● **AIM OF THE EXERCISE**
The answer must be the data, repeated exactly.

● **Stored dataset items**
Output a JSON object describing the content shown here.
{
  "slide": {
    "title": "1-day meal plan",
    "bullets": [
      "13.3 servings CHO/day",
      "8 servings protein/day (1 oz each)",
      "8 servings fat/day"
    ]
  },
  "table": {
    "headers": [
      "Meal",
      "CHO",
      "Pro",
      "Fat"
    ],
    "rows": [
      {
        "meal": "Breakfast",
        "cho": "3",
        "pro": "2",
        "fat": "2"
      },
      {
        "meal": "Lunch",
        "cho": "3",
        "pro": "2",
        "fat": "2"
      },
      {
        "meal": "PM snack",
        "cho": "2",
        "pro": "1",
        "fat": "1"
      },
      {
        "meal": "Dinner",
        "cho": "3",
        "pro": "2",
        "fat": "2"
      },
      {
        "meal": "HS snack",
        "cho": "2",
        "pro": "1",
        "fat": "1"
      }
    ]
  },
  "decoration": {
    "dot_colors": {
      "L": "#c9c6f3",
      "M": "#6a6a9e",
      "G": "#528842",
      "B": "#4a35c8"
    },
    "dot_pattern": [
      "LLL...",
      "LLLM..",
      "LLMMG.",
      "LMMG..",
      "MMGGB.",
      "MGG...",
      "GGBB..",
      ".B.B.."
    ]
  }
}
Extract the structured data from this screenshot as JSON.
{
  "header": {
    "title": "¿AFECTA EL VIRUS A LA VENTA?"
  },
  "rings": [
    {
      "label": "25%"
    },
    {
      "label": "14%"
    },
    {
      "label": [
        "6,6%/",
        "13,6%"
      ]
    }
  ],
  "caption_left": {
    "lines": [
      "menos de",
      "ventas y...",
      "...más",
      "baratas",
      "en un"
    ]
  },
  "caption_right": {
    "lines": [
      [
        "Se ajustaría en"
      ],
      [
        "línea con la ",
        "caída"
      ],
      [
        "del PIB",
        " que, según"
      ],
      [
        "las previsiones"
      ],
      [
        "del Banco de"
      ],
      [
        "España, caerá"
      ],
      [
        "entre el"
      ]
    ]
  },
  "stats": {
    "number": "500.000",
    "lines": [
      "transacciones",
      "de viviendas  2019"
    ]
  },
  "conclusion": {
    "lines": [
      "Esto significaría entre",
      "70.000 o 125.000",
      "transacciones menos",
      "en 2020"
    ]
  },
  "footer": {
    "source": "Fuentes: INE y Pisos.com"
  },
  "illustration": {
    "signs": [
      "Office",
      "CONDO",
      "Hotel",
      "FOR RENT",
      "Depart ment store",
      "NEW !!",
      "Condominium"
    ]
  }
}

● **RESULT FOR THIS EXERCISE**
Output a JSON object describing the content shown here.
{
  "slide": {
    "title": "1-day meal plan",
    "bullets": [
      "13.3 servings CHO/day",
      "8 servings protein/day (1 oz each)",
      "8 servings fat/day"
    ]
  },
  "table": {
    "headers": [
      "Meal",
      "CHO",
      "Pro",
      "Fat"
    ],
    "rows": [
      {
        "meal": "Breakfast",
        "cho": "3",
        "pro": "2",
        "fat": "2"
      },
      {
        "meal": "Lunch",
        "cho": "3",
        "pro": "2",
        "fat": "2"
      },
      {
        "meal": "PM snack",
        "cho": "2",
        "pro": "1",
        "fat": "1"
      },
      {
        "meal": "Dinner",
        "cho": "3",
        "pro": "2",
        "fat": "2"
      },
      {
        "meal": "HS snack",
        "cho": "2",
        "pro": "1",
        "fat": "1"
      }
    ]
  },
  "decoration": {
    "dot_colors": {
      "L": "#c9c6f3",
      "M": "#6a6a9e",
      "G": "#528842",
      "B": "#4a35c8"
    },
    "dot_pattern": [
      "LLL...",
      "LLLM..",
      "LLMMG.",
      "LMMG..",
      "MMGGB.",
      "MGG...",
      "GGBB..",
      ".B.B.."
    ]
  }
}
Extract the structured data from this screenshot as JSON.
{
  "header": {
    "title": "¿AFECTA EL VIRUS A LA VENTA?"
  },
  "rings": [
    {
      "label": "25%"
    },
    {
      "label": "14%"
    },
    {
      "label": [
        "6,6%/",
        "13,6%"
      ]
    }
  ],
  "caption_left": {
    "lines": [
      "menos de",
      "ventas y...",
      "...más",
      "baratas",
      "en un"
    ]
  },
  "caption_right": {
    "lines": [
      [
        "Se ajustaría en"
      ],
      [
        "línea con la ",
        "caída"
      ],
      [
        "del PIB",
        " que, según"
      ],
      [
        "las previsiones"
      ],
      [
        "del Banco de"
      ],
      [
        "España, caerá"
      ],
      [
        "entre el"
      ]
    ]
  },
  "stats": {
    "number": "500.000",
    "lines": [
      "transacciones",
      "de viviendas  2019"
    ]
  },
  "conclusion": {
    "lines": [
      "Esto significaría entre",
      "70.000 o 125.000",
      "transacciones menos",
      "en 2020"
    ]
  },
  "footer": {
    "source": "Fuentes: INE y Pisos.com"
  },
  "illustration": {
    "signs": [
      "Office",
      "CONDO",
      "Hotel",
      "FOR RENT",
      "Depart ment store",
      "NEW !!",
      "Condominium"
    ]
  }
}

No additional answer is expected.